§ **INPUT ROWS**
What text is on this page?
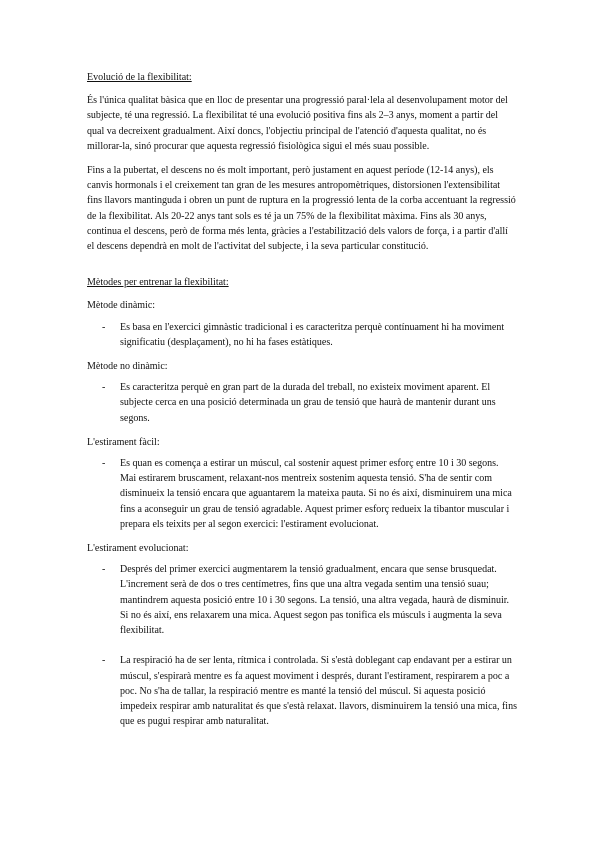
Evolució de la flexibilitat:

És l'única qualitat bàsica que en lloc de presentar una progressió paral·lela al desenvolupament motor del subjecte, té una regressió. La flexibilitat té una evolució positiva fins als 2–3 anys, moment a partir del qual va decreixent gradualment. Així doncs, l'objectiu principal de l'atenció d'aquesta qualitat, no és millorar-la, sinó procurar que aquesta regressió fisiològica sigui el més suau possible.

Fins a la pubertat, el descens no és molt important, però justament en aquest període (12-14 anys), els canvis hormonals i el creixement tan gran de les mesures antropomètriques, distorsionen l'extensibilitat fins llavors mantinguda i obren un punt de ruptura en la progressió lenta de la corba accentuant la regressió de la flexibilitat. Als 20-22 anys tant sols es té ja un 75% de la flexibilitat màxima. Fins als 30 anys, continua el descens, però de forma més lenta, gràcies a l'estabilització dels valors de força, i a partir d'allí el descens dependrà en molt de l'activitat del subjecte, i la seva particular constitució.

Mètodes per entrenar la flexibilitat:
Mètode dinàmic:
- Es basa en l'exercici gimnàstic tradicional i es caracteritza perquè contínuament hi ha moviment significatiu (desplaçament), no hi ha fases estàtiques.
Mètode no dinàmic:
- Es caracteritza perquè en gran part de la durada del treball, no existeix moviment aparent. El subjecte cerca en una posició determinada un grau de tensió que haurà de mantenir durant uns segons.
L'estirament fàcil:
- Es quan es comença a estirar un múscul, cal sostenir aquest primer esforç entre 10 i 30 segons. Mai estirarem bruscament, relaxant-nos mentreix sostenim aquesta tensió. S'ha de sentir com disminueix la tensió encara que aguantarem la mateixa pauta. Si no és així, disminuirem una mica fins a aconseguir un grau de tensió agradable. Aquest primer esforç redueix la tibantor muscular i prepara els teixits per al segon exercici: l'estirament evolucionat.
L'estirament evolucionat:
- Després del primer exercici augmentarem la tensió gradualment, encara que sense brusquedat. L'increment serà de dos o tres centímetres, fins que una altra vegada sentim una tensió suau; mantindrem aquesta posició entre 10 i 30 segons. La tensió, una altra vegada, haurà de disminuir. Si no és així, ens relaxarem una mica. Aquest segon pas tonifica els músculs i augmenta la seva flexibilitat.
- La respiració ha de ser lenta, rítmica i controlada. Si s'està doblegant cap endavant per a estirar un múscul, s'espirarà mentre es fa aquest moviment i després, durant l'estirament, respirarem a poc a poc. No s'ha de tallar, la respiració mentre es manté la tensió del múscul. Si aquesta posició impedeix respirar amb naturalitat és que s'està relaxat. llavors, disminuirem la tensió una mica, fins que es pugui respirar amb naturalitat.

==

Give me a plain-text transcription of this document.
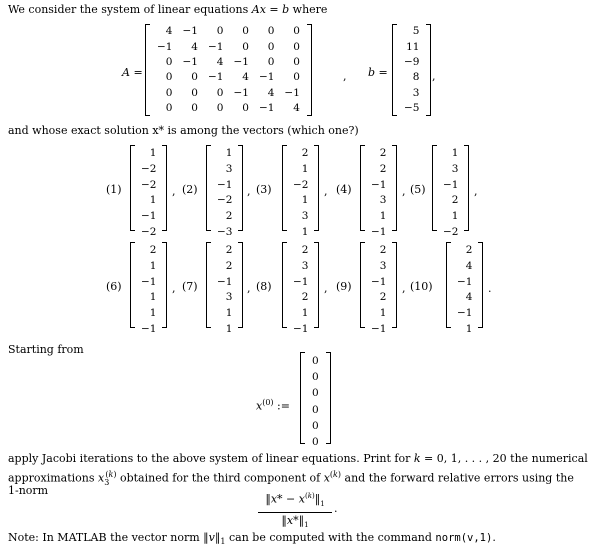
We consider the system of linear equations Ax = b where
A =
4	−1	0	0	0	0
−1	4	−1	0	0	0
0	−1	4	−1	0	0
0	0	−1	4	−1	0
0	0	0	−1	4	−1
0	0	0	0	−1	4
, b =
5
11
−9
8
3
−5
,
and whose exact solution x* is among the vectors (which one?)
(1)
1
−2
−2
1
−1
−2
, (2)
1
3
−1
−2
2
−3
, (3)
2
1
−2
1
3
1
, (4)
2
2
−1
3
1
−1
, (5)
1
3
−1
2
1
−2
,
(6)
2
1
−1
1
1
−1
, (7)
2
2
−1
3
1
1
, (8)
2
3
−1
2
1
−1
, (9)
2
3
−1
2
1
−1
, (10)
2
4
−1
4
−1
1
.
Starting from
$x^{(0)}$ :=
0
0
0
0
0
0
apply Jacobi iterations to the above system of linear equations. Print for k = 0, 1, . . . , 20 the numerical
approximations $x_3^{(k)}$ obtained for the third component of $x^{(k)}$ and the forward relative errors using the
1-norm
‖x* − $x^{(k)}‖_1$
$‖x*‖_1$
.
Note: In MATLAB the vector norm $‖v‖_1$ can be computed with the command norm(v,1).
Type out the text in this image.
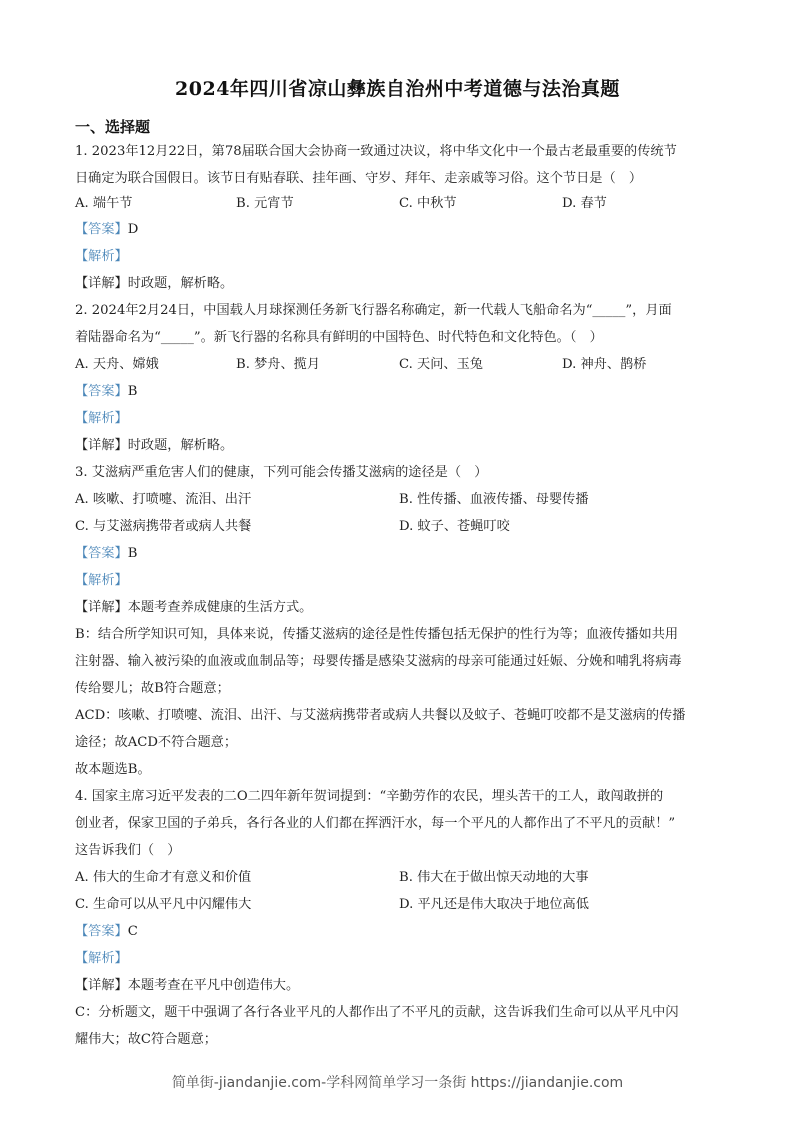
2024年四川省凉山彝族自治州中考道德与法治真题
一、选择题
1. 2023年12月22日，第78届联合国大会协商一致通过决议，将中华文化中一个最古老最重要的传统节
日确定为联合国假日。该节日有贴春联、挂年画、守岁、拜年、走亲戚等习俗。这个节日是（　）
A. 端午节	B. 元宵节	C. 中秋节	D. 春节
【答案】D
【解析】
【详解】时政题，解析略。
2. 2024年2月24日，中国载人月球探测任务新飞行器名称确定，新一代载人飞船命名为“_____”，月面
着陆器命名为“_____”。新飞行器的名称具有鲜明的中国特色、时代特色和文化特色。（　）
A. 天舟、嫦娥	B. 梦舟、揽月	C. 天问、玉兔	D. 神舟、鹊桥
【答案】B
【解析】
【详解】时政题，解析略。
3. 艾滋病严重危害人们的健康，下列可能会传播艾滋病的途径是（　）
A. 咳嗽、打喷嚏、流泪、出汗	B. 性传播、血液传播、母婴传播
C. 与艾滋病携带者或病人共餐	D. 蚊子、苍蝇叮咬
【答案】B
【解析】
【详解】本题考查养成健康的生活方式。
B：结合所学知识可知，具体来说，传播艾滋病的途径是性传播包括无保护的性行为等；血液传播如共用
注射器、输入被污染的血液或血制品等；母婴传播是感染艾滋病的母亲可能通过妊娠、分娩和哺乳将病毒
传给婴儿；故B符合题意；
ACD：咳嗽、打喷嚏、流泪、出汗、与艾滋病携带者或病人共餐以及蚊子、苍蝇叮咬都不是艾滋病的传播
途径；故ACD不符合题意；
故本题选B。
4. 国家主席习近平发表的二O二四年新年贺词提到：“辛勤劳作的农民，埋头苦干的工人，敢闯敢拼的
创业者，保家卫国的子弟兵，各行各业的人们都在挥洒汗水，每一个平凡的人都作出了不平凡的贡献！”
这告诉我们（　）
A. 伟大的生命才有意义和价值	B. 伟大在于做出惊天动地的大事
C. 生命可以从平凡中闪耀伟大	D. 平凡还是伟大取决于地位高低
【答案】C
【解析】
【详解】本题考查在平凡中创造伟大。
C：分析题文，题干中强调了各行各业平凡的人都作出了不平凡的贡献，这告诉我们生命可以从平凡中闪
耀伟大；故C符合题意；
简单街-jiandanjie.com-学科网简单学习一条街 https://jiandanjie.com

* * *

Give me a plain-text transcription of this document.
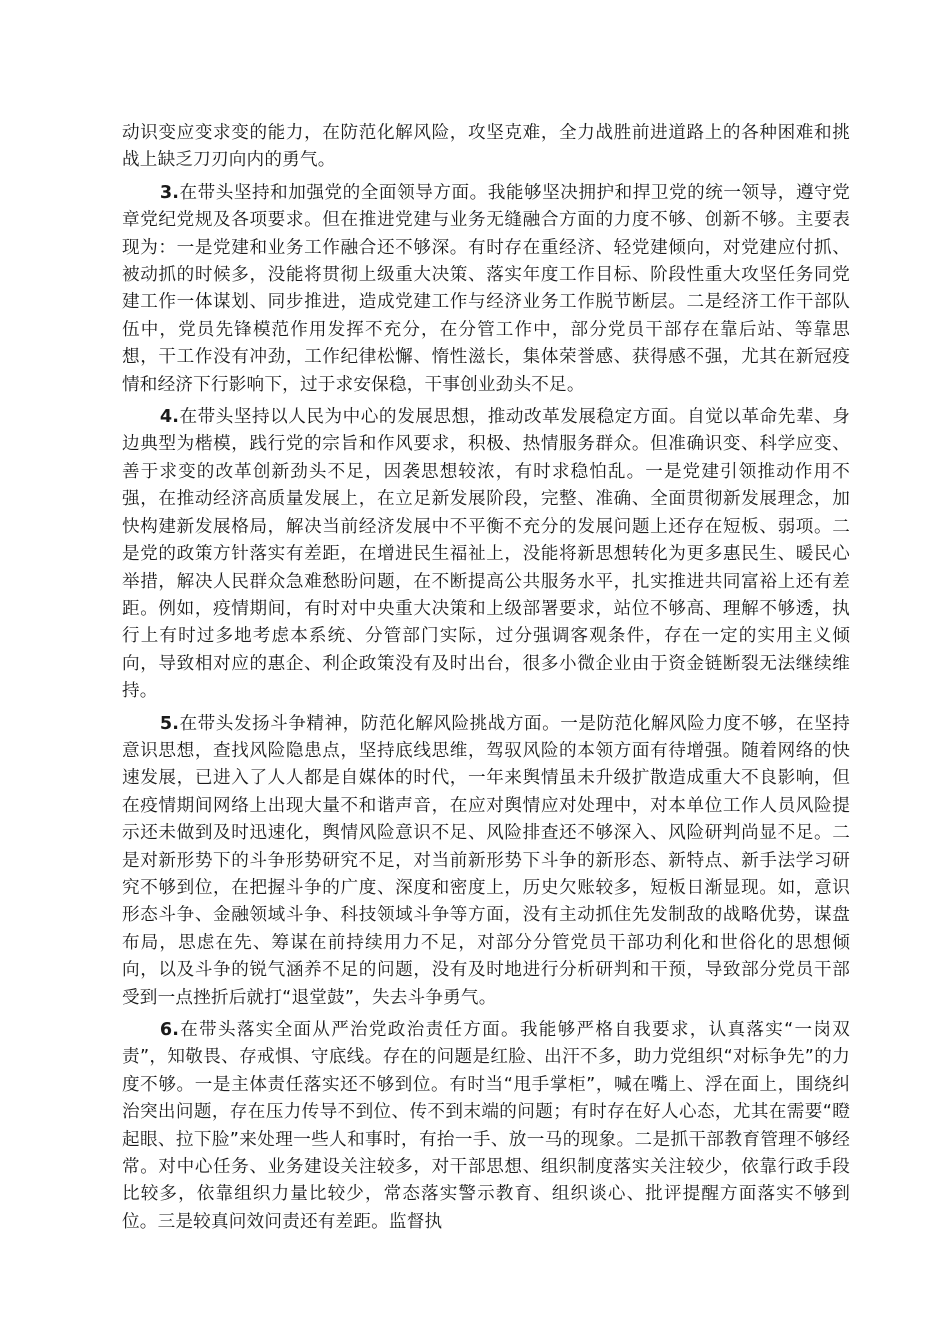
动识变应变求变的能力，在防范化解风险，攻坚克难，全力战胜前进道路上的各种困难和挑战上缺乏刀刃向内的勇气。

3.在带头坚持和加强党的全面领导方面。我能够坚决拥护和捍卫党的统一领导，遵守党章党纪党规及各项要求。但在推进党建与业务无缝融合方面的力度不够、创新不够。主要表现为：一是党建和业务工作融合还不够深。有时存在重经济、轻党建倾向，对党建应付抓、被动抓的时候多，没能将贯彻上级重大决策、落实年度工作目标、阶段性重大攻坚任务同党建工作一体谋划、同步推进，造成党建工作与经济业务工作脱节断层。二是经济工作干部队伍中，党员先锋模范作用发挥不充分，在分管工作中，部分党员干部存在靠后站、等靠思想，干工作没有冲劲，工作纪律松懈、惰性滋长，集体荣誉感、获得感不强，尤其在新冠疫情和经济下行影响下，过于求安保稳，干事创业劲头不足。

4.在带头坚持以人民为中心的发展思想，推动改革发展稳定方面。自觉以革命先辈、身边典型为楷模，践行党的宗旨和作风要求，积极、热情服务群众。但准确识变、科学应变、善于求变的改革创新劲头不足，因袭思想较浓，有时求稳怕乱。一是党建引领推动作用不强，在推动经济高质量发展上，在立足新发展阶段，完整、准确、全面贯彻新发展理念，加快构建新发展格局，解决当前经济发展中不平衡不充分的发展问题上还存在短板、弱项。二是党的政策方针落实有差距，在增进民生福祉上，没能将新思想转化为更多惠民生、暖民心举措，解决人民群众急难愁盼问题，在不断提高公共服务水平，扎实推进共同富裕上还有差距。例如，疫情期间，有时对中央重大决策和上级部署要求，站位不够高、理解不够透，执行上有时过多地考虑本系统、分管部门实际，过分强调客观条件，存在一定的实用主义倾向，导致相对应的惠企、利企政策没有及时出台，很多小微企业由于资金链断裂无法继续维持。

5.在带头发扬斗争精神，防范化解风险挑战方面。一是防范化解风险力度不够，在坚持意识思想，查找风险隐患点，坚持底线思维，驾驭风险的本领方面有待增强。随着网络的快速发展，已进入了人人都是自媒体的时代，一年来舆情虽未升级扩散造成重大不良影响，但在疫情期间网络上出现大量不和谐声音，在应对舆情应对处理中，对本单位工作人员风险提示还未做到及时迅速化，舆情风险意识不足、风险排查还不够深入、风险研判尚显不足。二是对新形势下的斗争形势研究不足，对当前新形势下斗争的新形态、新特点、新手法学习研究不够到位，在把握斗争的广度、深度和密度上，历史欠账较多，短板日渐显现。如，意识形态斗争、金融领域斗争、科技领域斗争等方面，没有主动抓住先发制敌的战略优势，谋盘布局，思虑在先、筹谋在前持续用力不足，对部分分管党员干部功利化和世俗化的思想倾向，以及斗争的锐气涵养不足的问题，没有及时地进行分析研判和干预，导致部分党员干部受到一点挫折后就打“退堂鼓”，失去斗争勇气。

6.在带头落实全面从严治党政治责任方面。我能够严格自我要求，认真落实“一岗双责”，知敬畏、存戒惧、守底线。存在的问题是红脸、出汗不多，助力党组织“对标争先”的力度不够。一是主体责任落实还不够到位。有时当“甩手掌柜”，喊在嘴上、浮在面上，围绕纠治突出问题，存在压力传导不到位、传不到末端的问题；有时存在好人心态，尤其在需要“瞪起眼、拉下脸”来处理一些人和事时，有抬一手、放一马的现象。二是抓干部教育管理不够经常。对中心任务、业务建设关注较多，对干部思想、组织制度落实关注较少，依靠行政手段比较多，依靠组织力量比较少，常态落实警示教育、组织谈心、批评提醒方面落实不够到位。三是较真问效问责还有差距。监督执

§ **OBJECTIVE**
Determine how many lines of the entries above carry the string "estirar", and give that number alone.

§ **RESPONSE TO THE TASK**
2